======== Extracted data ========

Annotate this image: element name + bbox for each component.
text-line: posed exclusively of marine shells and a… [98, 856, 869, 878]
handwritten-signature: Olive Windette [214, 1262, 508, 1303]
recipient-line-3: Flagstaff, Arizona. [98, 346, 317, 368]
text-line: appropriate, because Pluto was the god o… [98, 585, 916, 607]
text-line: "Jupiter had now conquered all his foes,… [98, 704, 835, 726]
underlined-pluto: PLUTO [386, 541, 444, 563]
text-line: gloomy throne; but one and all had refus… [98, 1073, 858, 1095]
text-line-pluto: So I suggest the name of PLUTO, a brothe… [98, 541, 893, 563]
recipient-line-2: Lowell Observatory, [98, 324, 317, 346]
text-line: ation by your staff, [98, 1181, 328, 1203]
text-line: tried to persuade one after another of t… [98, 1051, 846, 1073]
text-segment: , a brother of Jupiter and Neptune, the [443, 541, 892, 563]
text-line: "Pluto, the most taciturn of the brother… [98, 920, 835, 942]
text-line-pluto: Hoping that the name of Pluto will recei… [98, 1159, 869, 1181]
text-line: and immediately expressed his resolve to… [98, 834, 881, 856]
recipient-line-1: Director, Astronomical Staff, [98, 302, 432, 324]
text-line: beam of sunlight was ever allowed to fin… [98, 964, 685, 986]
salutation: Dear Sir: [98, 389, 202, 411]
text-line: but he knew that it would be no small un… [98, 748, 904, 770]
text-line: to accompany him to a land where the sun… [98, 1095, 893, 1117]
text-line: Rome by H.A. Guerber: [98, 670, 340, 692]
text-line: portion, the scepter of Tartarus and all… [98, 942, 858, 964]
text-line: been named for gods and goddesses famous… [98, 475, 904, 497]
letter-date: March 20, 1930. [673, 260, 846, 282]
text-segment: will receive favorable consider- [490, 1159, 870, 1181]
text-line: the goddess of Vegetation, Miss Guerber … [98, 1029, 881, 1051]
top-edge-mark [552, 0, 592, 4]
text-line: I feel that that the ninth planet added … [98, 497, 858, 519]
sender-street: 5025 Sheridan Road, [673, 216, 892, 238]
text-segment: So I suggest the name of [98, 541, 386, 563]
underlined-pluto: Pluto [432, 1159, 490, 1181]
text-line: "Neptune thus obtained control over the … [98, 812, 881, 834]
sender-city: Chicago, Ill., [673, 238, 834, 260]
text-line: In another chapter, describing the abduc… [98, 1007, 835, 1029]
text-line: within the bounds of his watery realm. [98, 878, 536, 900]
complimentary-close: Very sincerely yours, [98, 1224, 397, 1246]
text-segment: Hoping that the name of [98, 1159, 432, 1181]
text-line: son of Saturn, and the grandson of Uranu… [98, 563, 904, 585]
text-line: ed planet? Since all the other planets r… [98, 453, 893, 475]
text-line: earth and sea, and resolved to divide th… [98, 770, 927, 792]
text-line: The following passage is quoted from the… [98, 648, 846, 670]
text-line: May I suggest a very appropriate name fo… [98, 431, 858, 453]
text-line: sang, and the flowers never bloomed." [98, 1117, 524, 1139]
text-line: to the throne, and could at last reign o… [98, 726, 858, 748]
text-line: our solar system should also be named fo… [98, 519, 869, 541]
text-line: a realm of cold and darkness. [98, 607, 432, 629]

========

▶ _Task goal_
Format every line of the records above as a numbered list, and leave out any blank lines.

▶ _Completed task_
1. Annotate this image: element name + bbox for each component.
2. text-line: posed exclusively of marine shells and a… [98, 856, 869, 878]
3. handwritten-signature: Olive Windette [214, 1262, 508, 1303]
4. recipient-line-3: Flagstaff, Arizona. [98, 346, 317, 368]
5. text-line: appropriate, because Pluto was the god o… [98, 585, 916, 607]
6. text-line: "Jupiter had now conquered all his foes,… [98, 704, 835, 726]
7. underlined-pluto: PLUTO [386, 541, 444, 563]
8. text-line: gloomy throne; but one and all had refus… [98, 1073, 858, 1095]
9. text-line-pluto: So I suggest the name of PLUTO, a brothe… [98, 541, 893, 563]
10. recipient-line-2: Lowell Observatory, [98, 324, 317, 346]
11. text-line: ation by your staff, [98, 1181, 328, 1203]
12. text-line: tried to persuade one after another of t… [98, 1051, 846, 1073]
13. text-segment: , a brother of Jupiter and Neptune, the [443, 541, 892, 563]
14. text-line: "Pluto, the most taciturn of the brother… [98, 920, 835, 942]
15. text-line-pluto: Hoping that the name of Pluto will recei… [98, 1159, 869, 1181]
16. text-line: and immediately expressed his resolve to… [98, 834, 881, 856]
17. recipient-line-1: Director, Astronomical Staff, [98, 302, 432, 324]
18. text-line: beam of sunlight was ever allowed to fin… [98, 964, 685, 986]
19. salutation: Dear Sir: [98, 389, 202, 411]
20. text-line: but he knew that it would be no small un… [98, 748, 904, 770]
21. text-line: to accompany him to a land where the sun… [98, 1095, 893, 1117]
22. text-line: Rome by H.A. Guerber: [98, 670, 340, 692]
23. text-line: portion, the scepter of Tartarus and all… [98, 942, 858, 964]
24. text-line: been named for gods and goddesses famous… [98, 475, 904, 497]
25. letter-date: March 20, 1930. [673, 260, 846, 282]
26. text-segment: will receive favorable consider- [490, 1159, 870, 1181]
27. text-line: the goddess of Vegetation, Miss Guerber … [98, 1029, 881, 1051]
28. top-edge-mark [552, 0, 592, 4]
29. text-line: I feel that that the ninth planet added … [98, 497, 858, 519]
30. sender-street: 5025 Sheridan Road, [673, 216, 892, 238]
31. text-segment: So I suggest the name of [98, 541, 386, 563]
32. underlined-pluto: Pluto [432, 1159, 490, 1181]
33. text-line: "Neptune thus obtained control over the … [98, 812, 881, 834]
34. sender-city: Chicago, Ill., [673, 238, 834, 260]
35. text-line: In another chapter, describing the abduc… [98, 1007, 835, 1029]
36. text-line: within the bounds of his watery realm. [98, 878, 536, 900]
37. complimentary-close: Very sincerely yours, [98, 1224, 397, 1246]
38. text-segment: Hoping that the name of [98, 1159, 432, 1181]
39. text-line: son of Saturn, and the grandson of Uranu… [98, 563, 904, 585]
40. text-line: ed planet? Since all the other planets r… [98, 453, 893, 475]
41. text-line: earth and sea, and resolved to divide th… [98, 770, 927, 792]
42. text-line: The following passage is quoted from the… [98, 648, 846, 670]
43. text-line: May I suggest a very appropriate name fo… [98, 431, 858, 453]
44. text-line: sang, and the flowers never bloomed." [98, 1117, 524, 1139]
45. text-line: to the throne, and could at last reign o… [98, 726, 858, 748]
46. text-line: our solar system should also be named fo… [98, 519, 869, 541]
47. text-line: a realm of cold and darkness. [98, 607, 432, 629]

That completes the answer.